Saved entries:

• • • • • • •

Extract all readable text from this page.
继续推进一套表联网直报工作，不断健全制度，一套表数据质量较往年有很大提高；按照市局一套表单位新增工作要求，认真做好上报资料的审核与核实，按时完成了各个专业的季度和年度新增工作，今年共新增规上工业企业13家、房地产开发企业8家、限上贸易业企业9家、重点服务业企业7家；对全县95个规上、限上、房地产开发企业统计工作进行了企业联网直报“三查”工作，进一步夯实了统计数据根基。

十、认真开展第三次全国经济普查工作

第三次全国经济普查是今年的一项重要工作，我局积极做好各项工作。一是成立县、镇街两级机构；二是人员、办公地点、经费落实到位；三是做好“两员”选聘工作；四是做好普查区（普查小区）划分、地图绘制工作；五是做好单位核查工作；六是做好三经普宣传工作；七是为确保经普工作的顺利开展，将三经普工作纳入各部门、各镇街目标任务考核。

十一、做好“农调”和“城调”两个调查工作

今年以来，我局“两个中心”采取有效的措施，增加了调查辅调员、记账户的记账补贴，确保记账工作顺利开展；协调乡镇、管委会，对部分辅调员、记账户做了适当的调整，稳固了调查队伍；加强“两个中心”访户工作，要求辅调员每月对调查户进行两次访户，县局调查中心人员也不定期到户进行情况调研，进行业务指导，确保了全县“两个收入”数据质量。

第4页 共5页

• • • • • • •

→ Job
Repeat the data in its entirety, character for character.

→ Full solution
Extract all readable text from this page.
继续推进一套表联网直报工作，不断健全制度，一套表数据质量较往年有很大提高；按照市局一套表单位新增工作要求，认真做好上报资料的审核与核实，按时完成了各个专业的季度和年度新增工作，今年共新增规上工业企业13家、房地产开发企业8家、限上贸易业企业9家、重点服务业企业7家；对全县95个规上、限上、房地产开发企业统计工作进行了企业联网直报“三查”工作，进一步夯实了统计数据根基。

十、认真开展第三次全国经济普查工作

第三次全国经济普查是今年的一项重要工作，我局积极做好各项工作。一是成立县、镇街两级机构；二是人员、办公地点、经费落实到位；三是做好“两员”选聘工作；四是做好普查区（普查小区）划分、地图绘制工作；五是做好单位核查工作；六是做好三经普宣传工作；七是为确保经普工作的顺利开展，将三经普工作纳入各部门、各镇街目标任务考核。

十一、做好“农调”和“城调”两个调查工作

今年以来，我局“两个中心”采取有效的措施，增加了调查辅调员、记账户的记账补贴，确保记账工作顺利开展；协调乡镇、管委会，对部分辅调员、记账户做了适当的调整，稳固了调查队伍；加强“两个中心”访户工作，要求辅调员每月对调查户进行两次访户，县局调查中心人员也不定期到户进行情况调研，进行业务指导，确保了全县“两个收入”数据质量。

第4页 共5页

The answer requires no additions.